As a conservative Nixon believed that if one enacted major new welfare
benefits, began a war and then cut taxes the results should be economic
disaster. Yet the Democrats seemed to have gotten away with it; he had
inherited a strong economy and a balanced budget. Proclaiming that he was now a Keynesian in
economics, Nixon decided to run deficits like a Democrat. He and his successor
eliminated the 1968 increase and oversaw spending increases that turned a 0.3%
surplus into a 3.9% deficit. That is, he followed the 1960’s stimulus with yet
more stimulus.
When the
Carter administration began in January 1977, inflation was running at 5.2%,
compared to 3.3% at a similar point in the previous business cycle and 1.3% in
the one before that. This trend was ominous. What was needed was austerity:
higher taxes, spending constraint, or both.
Carter was a fiscal conservative, elected by worried Democratic base who
had made the right choice. But Congressional Democrats were in no mood for
spending restraint after winning control of the government again after eight
divisive years under a Republican administration. So
deficits continued, 2.6%, 2.5%, 1.5% and 2.6% in each year of the Carter
administration, while inflation steadily marched upward: 6.8%, 7.7%, 11.3%,
13.1%.
In the
1980 election, candidate Reagan touted the Kennedy tax cuts as the solution to
the country’s economic woes. Although Kennedy had sold his tax cuts as
“Keynesian stimulus” (which they were) Reagan justified them to a still
fiscally-conservative Republican party with the new notion of “supply side
economics” a brand of economic silliness his running mate had correctly
identified as “voodoo economics”. His campaign came up with a clever metric,
the “misery index” which was the sum of inflation and unemployment. At 20.7%,
the misery index in 1980 was at the highest level it had been since the first
years of the Roosevelt administration.
Reagan
won, and by 1984, thanks to the Volcker Fed’s new policy of inflation control
by interest rates, the misery index had been cut in half, to 11.8%. Reagan won
in a landslide. His voodoo economics came to be called “Reaganomics” and became
the Republican economic policy consensus. Meanwhile, the deficit, about which
Carter had fretted, had risen from the 2.6% in 1980 to 5.7% in 1983, before
falling to 4.6% in 1984. For the rest of his term, the deficit would remain
higher than its 1980 level, yet inflation remained low, reaching 1.9% in 1986,
with an average level of 4.7% during Reagan’s time in office, thanks to the Fed
policy of controlling inflation with interest rates rather than spending. With
interest rate policy it doesn’t matter how high you
run deficits, you can always keep inflation by squeezing workers harder. As
Dick Cheney would later remark, “Reagan
proved deficits don’t matter”.[3]
Republicans ceased being concerned about deficits and inflation (except
when Democrats were in the White House) and now opposed all tax increases on
wealth reflexively.

> [TASKS]:
**1.** In the passage on U.S. deficits and inflation, what was the misery index in 1980?
**2.** Write the next part of the passage on U.S. deficits and inflation, picking up after its final sentence.
The listing that comes next plays no part in this work.

> [COLLECTED DATA]:
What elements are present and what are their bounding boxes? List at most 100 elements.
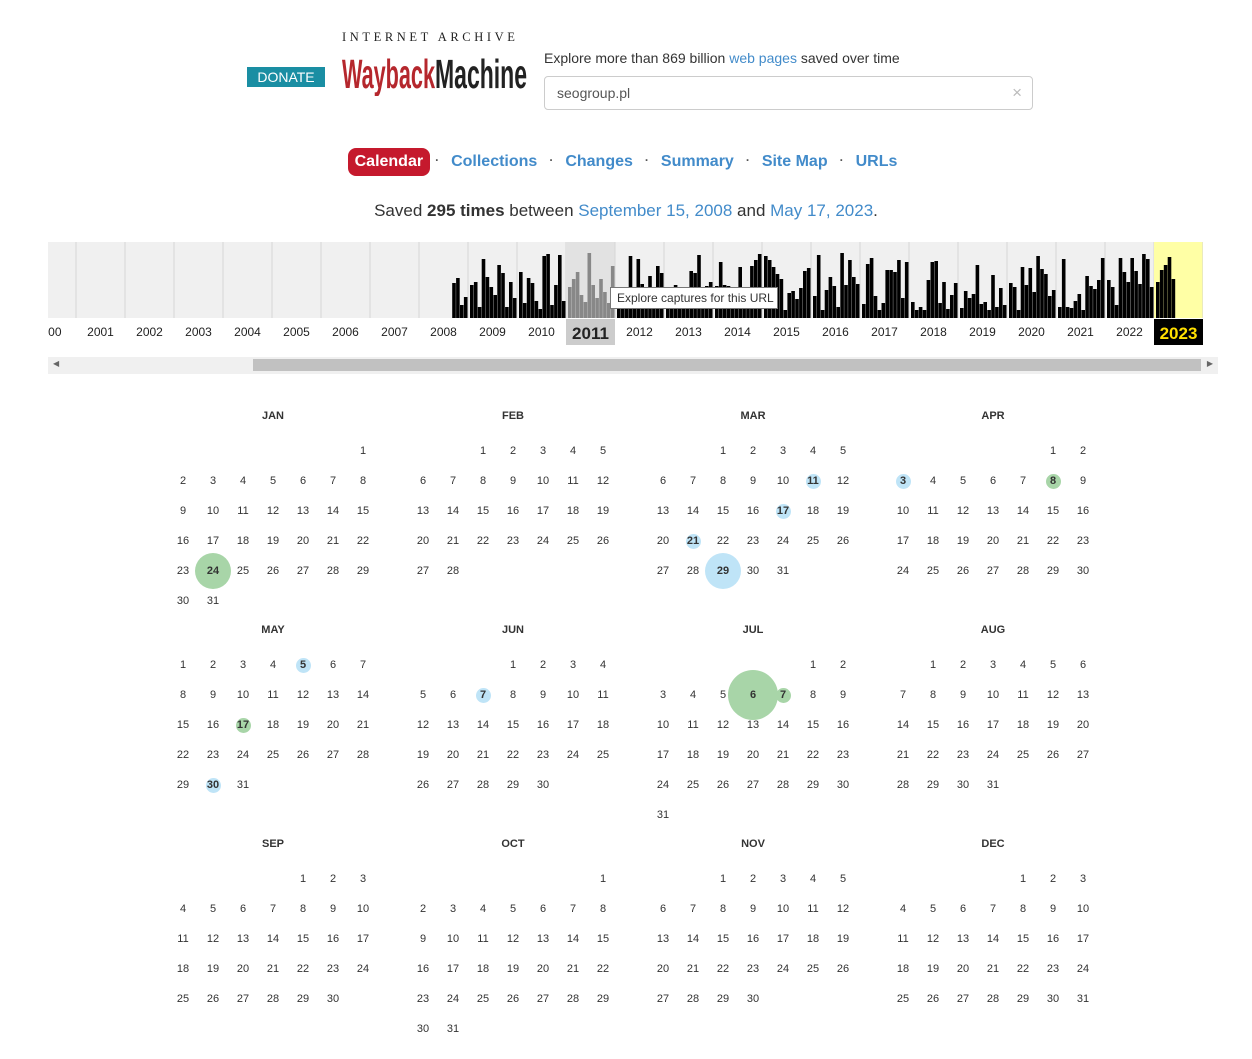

> [RESPONSES FOR EACH TASK]:
**1.** 20.7%

**2.**
So began the modern
economic era. By the time Democrats came back to power in 1992, top tax rates
had been slashed to 31% and Democrats had moved to the right on trade, passing
NAFTA and towards fiscal conservativism, raising taxes to a top rate of 39.6%
resulting in a fiscal shift from a 4.4% deficit to a 2.3% surplus during
Clinton’s time in office, the largest dose of austerity since the period after
WWII. Inflation, which stood at 3.0% when Clinton took office was down to 1.6%
in 1998 before rebounding to 3.4% at the end of Clinton’s term. Clinton achieved a reduction of unemployment
from 7.5% to 4.0% without resorting to stimulus, something not even attempted
since the Eisenhower administration.
Clinton
and the Democrats tried (and failed) to pass a national health insurance plan
in 1993. In the following year, they saw
Republicans win control of both houses of Congress for the first time in 40
years. With a Republican Congress, Clinton signed into law more Reaganomics: a
capital gains tax cut in 1997 and repeal of Glass-Steagall in 1999. Democratic
economic policy consistent with Republican economics of the old school (balanced
budgets) and the new school (deregulation/market-orientated policies) is called
neoliberalism and it has become the default economic stance for mainstream
Democrats. The next Obama administration more or less stayed
with the Clinton neoliberal consensus, which brings us to the present day.
References
1.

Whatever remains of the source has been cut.